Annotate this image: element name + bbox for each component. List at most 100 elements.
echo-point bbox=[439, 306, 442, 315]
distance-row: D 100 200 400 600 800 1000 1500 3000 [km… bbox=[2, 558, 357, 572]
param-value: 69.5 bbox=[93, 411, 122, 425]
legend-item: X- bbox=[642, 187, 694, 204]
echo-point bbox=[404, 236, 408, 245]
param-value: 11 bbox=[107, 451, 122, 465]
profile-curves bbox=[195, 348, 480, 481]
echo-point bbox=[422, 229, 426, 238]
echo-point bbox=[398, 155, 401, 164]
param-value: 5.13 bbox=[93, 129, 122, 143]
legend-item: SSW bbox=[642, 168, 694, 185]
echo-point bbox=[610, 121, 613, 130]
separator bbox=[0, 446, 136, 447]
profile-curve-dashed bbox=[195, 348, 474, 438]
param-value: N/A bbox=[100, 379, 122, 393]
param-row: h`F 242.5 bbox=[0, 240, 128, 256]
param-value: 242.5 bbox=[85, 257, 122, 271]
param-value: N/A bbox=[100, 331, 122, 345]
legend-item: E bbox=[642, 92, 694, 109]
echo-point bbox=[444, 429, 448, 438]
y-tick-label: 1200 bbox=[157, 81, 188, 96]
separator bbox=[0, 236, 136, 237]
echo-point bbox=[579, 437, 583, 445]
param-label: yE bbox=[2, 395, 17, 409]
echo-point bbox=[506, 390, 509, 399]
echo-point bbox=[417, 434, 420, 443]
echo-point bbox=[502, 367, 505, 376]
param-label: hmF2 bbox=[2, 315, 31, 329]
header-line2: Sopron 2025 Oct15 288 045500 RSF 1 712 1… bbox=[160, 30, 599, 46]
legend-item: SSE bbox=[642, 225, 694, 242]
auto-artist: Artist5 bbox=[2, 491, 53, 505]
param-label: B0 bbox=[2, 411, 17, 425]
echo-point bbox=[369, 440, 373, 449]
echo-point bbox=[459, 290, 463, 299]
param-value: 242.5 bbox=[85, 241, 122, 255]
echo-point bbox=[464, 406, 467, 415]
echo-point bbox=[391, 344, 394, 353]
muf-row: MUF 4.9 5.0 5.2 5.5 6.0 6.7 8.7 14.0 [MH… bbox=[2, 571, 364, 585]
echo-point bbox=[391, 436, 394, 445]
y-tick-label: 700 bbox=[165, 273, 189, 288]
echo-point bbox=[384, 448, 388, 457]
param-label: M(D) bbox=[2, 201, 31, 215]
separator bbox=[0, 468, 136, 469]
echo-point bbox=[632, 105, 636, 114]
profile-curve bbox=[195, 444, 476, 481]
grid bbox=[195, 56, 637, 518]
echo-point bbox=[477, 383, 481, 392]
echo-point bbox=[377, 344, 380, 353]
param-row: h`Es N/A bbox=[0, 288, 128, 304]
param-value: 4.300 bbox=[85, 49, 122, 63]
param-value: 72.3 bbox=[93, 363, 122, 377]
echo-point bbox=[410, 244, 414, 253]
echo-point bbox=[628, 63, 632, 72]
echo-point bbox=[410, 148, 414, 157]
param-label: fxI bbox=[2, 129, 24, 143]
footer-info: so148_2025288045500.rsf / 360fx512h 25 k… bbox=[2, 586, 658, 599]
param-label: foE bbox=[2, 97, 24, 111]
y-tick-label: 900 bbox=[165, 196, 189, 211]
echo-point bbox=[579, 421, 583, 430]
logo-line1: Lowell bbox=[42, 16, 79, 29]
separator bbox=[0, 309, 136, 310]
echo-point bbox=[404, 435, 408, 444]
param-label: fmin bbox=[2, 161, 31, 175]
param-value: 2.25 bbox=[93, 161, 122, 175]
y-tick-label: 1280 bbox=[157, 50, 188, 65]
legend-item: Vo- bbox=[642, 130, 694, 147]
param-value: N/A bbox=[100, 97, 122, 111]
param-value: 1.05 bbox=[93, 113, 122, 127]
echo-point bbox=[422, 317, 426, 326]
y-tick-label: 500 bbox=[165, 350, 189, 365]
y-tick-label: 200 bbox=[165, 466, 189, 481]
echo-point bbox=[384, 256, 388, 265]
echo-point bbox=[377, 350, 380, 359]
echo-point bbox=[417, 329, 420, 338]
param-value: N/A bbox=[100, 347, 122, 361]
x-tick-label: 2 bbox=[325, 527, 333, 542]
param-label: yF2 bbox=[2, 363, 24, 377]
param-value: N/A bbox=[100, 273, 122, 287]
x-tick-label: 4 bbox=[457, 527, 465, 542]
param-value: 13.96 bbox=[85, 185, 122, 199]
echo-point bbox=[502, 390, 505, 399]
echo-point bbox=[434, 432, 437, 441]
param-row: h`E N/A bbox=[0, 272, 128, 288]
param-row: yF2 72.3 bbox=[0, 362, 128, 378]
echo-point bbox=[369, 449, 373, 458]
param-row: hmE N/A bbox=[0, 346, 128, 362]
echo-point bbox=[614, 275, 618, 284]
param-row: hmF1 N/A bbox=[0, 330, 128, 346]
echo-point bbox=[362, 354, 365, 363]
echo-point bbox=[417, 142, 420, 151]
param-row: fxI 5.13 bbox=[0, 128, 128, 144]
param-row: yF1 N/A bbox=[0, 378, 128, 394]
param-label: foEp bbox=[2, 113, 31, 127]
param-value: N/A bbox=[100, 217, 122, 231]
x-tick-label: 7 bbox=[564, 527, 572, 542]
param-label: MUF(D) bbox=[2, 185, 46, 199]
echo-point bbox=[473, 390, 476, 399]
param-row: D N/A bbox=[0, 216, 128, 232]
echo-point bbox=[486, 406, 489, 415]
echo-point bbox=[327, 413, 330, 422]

→ **Task description**
Identify each line of the listing that contains the string "tick", treating uppercase and lowercase as different, and copy those lines in full.

→ **Complete response**
y-tick-label: 1200 bbox=[157, 81, 188, 96]
y-tick-label: 700 bbox=[165, 273, 189, 288]
y-tick-label: 900 bbox=[165, 196, 189, 211]
y-tick-label: 1280 bbox=[157, 50, 188, 65]
y-tick-label: 500 bbox=[165, 350, 189, 365]
y-tick-label: 200 bbox=[165, 466, 189, 481]
x-tick-label: 2 bbox=[325, 527, 333, 542]
x-tick-label: 4 bbox=[457, 527, 465, 542]
x-tick-label: 7 bbox=[564, 527, 572, 542]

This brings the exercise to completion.